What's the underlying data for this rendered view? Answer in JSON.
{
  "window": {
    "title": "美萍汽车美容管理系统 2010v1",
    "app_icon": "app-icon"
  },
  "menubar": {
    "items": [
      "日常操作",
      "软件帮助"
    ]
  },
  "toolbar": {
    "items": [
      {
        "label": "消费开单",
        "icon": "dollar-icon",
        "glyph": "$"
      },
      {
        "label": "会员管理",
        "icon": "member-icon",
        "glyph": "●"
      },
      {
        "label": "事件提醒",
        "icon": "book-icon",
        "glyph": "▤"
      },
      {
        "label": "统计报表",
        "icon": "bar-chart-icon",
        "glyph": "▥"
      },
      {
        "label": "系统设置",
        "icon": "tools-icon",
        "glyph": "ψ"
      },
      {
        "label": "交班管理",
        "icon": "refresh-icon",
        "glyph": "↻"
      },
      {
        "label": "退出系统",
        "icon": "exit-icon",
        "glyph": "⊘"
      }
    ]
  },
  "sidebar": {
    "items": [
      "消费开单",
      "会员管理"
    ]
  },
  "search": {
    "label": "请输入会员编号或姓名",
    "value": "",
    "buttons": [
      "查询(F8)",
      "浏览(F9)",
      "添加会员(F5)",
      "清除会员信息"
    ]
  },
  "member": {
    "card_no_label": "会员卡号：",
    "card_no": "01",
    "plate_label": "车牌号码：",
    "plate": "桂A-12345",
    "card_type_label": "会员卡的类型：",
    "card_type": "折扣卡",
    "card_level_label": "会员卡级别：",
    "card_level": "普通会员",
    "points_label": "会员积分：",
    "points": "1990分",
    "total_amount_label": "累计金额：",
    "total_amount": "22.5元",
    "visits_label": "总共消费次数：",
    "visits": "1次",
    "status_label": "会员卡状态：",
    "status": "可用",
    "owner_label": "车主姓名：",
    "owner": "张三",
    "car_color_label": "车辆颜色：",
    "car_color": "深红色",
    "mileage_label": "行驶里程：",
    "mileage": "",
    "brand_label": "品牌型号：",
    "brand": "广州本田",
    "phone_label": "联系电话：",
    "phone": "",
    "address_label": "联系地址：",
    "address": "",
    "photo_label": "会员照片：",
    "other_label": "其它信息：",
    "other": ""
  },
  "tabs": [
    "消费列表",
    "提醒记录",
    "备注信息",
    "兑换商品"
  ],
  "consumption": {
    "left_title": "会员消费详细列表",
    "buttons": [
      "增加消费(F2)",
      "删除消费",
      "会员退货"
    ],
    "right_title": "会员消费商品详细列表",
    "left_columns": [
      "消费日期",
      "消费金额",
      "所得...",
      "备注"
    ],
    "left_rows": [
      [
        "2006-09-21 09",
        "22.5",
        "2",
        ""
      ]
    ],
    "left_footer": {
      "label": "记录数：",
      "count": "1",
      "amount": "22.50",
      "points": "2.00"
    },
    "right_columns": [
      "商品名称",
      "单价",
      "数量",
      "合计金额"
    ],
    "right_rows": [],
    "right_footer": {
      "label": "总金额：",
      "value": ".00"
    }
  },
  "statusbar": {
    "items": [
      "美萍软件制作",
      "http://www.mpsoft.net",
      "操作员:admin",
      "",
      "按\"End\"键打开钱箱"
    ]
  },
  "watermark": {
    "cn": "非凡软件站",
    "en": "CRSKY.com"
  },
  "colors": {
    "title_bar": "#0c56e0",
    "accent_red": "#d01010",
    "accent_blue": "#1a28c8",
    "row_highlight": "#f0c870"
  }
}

• • • • •

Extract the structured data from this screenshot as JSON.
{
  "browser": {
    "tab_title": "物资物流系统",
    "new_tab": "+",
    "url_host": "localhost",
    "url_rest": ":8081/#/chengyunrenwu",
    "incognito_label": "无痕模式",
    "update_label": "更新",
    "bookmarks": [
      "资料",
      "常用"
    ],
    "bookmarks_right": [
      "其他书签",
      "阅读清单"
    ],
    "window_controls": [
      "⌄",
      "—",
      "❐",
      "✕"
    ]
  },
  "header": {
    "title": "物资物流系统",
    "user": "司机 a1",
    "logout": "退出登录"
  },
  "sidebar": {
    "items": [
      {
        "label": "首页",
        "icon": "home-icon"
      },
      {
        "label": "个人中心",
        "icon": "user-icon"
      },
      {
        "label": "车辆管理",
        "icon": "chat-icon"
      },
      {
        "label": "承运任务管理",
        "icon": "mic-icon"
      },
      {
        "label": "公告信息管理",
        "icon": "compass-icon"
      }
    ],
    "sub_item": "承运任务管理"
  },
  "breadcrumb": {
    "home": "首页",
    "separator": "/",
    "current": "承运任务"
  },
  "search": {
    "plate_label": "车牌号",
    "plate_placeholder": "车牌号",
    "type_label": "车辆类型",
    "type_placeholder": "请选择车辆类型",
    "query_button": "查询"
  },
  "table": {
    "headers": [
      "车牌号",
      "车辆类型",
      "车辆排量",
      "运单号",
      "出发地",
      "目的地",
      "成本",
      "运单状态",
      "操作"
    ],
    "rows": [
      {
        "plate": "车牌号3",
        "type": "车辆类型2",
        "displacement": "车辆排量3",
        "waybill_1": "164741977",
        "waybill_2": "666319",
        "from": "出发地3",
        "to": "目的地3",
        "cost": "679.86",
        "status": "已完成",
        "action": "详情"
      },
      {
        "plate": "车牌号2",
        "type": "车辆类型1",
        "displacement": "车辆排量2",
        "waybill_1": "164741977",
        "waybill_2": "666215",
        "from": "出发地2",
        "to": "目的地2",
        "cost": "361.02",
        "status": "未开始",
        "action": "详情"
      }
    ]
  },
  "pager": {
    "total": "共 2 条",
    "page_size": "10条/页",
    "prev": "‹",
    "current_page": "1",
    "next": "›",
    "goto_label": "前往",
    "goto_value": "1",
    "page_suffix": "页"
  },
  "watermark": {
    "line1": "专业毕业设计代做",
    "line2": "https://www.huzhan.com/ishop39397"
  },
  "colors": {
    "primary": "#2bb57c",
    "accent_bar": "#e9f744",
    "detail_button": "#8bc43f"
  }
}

• • • • •

» Problem details: Select all lines with the word "displacement" from the entries above.

» The response:
        "displacement": "车辆排量3",
        "displacement": "车辆排量2",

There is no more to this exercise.